■ Direction:
Go over the entries below line by line, copying each one that contains the word "self".

======

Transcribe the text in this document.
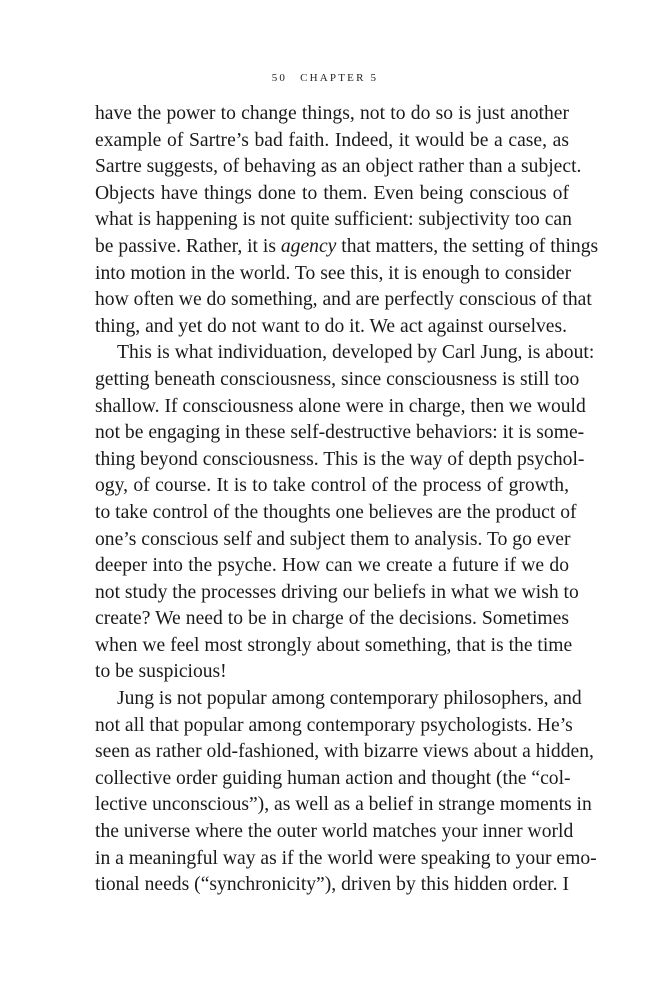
50 CHAPTER 5
have the power to change things, not to do so is just another
example of Sartre’s bad faith. Indeed, it would be a case, as
Sartre suggests, of behaving as an object rather than a subject.
Objects have things done to them. Even being conscious of
what is happening is not quite sufficient: subjectivity too can
be passive. Rather, it is agency that matters, the setting of things
into motion in the world. To see this, it is enough to consider
how often we do something, and are perfectly conscious of that
thing, and yet do not want to do it. We act against ourselves.
This is what individuation, developed by Carl Jung, is about:
getting beneath consciousness, since consciousness is still too
shallow. If consciousness alone were in charge, then we would
not be engaging in these self-destructive behaviors: it is some-
thing beyond consciousness. This is the way of depth psychol-
ogy, of course. It is to take control of the process of growth,
to take control of the thoughts one believes are the product of
one’s conscious self and subject them to analysis. To go ever
deeper into the psyche. How can we create a future if we do
not study the processes driving our beliefs in what we wish to
create? We need to be in charge of the decisions. Sometimes
when we feel most strongly about something, that is the time
to be suspicious!
Jung is not popular among contemporary philosophers, and
not all that popular among contemporary psychologists. He’s
seen as rather old-fashioned, with bizarre views about a hidden,
collective order guiding human action and thought (the “col-
lective unconscious”), as well as a belief in strange moments in
the universe where the outer world matches your inner world
in a meaningful way as if the world were speaking to your emo-
tional needs (“synchronicity”), driven by this hidden order. I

======

■ Output for this exercise:
not be engaging in these self-destructive behaviors: it is some-
one’s conscious self and subject them to analysis. To go ever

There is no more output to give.